### Aim
Keep every line where the word "ylabel" appears; drop the rest.

### Stored items
_ _ _ _

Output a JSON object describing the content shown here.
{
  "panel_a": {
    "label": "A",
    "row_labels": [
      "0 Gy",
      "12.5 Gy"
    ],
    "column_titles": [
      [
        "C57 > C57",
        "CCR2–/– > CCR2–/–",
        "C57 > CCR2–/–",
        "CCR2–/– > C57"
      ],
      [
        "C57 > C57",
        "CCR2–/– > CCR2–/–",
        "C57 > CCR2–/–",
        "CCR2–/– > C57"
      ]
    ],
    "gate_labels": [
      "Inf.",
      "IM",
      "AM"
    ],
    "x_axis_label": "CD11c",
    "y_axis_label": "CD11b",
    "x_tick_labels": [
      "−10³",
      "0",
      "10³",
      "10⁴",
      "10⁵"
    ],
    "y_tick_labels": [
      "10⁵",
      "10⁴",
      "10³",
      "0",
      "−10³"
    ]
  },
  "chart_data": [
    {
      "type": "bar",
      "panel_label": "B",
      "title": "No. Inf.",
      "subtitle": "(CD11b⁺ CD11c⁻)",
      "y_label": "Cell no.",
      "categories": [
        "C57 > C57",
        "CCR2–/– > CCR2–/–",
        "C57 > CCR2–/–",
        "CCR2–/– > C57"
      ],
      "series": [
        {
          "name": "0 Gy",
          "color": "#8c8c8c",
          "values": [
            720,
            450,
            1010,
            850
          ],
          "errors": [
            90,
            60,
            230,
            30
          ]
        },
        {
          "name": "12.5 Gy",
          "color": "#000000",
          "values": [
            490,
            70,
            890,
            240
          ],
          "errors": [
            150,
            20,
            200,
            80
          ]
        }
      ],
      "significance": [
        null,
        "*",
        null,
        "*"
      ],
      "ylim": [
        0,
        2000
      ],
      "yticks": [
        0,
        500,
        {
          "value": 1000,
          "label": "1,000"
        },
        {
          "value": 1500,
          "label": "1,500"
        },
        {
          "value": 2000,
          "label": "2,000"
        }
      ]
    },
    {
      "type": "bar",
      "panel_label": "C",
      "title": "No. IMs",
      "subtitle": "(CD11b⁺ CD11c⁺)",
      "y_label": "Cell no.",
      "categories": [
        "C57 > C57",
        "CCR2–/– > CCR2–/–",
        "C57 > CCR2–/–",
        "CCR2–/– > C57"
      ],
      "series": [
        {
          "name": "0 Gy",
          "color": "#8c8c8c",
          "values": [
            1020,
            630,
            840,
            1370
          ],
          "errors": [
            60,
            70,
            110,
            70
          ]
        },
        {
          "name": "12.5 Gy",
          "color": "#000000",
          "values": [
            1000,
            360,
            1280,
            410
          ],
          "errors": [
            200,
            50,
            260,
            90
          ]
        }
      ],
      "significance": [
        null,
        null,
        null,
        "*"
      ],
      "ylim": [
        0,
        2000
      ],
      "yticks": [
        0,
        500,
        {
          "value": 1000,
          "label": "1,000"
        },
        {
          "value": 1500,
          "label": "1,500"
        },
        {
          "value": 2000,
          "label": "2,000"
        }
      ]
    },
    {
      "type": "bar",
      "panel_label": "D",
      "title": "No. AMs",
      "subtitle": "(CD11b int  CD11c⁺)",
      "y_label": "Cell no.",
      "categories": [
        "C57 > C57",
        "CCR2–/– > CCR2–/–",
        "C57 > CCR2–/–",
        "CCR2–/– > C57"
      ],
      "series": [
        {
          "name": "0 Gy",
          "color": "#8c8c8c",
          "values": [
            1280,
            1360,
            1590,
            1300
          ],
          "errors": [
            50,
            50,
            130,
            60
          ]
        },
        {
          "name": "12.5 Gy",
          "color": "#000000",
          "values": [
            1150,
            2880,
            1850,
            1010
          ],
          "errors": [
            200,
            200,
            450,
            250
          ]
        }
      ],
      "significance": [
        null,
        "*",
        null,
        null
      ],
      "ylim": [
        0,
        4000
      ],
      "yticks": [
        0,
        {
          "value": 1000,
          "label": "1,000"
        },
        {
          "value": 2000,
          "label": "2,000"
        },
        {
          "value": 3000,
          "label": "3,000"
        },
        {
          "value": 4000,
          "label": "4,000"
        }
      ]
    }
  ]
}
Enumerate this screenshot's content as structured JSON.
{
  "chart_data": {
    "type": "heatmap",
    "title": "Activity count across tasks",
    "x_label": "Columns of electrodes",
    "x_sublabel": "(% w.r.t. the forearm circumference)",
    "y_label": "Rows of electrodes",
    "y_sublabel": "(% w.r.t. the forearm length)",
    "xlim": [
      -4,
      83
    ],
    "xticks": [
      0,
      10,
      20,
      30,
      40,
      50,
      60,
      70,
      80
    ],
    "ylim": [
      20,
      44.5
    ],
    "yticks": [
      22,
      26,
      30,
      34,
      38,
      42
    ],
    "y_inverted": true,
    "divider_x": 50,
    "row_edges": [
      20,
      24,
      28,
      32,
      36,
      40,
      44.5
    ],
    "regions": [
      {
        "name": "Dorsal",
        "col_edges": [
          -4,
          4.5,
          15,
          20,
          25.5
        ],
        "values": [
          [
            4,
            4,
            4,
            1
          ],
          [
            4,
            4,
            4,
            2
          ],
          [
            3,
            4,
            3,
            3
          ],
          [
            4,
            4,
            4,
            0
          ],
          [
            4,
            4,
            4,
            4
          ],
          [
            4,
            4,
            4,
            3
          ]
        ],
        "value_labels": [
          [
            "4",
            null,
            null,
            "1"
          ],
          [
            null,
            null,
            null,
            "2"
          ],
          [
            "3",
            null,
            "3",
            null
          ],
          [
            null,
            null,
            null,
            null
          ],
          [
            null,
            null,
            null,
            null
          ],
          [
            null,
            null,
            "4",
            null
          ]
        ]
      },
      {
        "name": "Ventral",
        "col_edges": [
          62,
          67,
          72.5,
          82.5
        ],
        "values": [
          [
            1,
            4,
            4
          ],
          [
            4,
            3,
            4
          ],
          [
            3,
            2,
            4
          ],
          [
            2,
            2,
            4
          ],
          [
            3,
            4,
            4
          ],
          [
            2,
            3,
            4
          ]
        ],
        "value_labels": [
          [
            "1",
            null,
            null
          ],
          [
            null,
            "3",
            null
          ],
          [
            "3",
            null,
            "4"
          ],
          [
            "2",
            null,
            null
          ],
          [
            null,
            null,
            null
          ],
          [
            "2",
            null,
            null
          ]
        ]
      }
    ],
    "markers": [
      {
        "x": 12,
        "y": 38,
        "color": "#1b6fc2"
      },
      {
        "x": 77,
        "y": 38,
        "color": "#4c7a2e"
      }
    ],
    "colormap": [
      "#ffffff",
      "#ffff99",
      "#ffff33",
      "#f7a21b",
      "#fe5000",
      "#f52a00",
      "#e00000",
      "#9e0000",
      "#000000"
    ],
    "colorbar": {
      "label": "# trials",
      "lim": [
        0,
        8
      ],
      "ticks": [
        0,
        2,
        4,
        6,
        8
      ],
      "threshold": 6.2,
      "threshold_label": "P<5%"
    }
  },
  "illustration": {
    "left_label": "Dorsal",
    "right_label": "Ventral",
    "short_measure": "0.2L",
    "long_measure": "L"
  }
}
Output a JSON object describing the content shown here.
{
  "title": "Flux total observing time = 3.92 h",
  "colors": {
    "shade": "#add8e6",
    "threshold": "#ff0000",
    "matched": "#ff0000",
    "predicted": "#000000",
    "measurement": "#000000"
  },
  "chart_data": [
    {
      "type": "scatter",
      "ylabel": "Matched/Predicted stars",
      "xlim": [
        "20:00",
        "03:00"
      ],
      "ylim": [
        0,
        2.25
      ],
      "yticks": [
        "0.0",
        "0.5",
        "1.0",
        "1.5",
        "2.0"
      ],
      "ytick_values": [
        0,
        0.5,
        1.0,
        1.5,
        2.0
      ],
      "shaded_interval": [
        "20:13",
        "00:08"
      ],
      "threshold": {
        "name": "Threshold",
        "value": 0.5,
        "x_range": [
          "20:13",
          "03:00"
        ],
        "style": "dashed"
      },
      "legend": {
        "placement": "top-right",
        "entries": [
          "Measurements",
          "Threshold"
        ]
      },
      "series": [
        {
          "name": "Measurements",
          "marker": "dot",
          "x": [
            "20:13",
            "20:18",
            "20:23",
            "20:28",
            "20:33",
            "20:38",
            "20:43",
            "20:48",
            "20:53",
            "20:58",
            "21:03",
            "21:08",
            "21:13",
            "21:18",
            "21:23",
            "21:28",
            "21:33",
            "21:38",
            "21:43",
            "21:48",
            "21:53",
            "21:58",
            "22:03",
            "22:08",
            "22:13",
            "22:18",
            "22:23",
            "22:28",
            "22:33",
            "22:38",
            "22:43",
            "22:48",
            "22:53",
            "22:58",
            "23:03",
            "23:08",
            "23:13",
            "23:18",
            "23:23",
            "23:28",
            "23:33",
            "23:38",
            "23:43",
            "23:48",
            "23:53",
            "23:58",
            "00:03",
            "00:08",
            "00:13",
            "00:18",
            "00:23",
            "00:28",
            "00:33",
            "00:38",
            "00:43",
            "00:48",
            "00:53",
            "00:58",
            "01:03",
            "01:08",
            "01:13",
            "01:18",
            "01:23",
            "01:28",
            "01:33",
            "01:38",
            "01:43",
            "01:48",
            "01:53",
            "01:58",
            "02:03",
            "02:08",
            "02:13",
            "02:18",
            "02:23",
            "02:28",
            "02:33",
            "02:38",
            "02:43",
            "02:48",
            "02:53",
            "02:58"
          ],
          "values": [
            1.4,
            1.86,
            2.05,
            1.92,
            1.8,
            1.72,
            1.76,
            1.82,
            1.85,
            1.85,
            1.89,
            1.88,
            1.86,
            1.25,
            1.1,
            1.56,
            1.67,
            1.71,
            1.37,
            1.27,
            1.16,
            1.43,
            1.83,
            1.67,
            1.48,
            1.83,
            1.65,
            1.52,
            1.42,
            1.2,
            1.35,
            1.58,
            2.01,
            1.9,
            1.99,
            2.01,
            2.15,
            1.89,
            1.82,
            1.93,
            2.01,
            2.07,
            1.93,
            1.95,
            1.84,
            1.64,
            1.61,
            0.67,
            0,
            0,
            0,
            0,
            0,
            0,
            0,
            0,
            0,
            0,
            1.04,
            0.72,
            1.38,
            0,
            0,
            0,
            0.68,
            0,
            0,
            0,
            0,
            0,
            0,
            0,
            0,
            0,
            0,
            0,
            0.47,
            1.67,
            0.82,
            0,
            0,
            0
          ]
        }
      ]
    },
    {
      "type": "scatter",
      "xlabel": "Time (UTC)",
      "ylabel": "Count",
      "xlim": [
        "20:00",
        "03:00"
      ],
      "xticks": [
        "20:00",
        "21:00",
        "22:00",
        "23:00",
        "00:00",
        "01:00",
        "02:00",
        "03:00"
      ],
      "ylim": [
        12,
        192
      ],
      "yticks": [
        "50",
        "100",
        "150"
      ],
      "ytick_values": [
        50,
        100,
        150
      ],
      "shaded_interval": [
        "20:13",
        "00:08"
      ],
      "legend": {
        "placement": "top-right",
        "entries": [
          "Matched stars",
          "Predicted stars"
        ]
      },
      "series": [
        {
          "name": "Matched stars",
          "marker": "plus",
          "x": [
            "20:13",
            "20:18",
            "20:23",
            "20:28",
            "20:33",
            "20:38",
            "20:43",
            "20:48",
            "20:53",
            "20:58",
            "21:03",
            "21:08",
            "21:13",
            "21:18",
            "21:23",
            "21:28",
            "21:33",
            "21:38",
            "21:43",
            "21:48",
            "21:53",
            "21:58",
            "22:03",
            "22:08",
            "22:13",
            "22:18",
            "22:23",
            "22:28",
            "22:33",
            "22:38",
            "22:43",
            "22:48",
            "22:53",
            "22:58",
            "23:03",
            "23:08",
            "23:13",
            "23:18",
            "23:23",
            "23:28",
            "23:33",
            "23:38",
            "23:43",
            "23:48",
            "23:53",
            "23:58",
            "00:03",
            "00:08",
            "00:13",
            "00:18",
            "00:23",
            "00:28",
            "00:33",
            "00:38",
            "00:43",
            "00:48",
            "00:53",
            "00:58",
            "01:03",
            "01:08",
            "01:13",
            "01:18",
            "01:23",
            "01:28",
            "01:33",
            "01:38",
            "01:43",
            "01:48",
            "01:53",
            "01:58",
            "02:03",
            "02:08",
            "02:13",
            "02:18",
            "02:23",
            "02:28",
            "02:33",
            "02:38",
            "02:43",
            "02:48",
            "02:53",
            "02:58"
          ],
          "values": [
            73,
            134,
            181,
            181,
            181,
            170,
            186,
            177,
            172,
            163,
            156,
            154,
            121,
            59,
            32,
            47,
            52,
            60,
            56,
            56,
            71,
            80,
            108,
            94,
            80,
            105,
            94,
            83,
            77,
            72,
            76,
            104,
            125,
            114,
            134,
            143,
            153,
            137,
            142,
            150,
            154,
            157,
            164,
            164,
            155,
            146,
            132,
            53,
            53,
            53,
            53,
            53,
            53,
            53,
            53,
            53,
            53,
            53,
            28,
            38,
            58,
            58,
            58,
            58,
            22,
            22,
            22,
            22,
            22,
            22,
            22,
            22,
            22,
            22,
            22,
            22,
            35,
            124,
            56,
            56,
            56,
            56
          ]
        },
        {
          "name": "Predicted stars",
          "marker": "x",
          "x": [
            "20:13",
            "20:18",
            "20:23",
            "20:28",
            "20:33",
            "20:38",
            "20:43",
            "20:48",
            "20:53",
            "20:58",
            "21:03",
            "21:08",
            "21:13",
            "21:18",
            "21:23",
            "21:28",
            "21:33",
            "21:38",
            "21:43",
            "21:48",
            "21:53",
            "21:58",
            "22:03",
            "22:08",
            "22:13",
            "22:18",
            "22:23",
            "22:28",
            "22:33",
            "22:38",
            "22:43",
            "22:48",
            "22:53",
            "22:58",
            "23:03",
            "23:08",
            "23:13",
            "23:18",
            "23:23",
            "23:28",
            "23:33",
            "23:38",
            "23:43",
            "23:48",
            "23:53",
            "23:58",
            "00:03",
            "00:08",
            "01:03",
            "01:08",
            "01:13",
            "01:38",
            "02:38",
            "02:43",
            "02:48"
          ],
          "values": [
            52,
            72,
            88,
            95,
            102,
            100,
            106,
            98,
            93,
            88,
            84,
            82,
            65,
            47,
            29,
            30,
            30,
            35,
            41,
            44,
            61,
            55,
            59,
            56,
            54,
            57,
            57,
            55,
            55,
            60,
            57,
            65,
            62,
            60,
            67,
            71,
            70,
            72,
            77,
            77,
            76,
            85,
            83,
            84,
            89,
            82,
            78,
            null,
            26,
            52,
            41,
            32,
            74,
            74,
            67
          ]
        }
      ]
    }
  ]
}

_ _ _ _

### Result of the task
      "ylabel": "Matched/Predicted stars",
      "ylabel": "Count",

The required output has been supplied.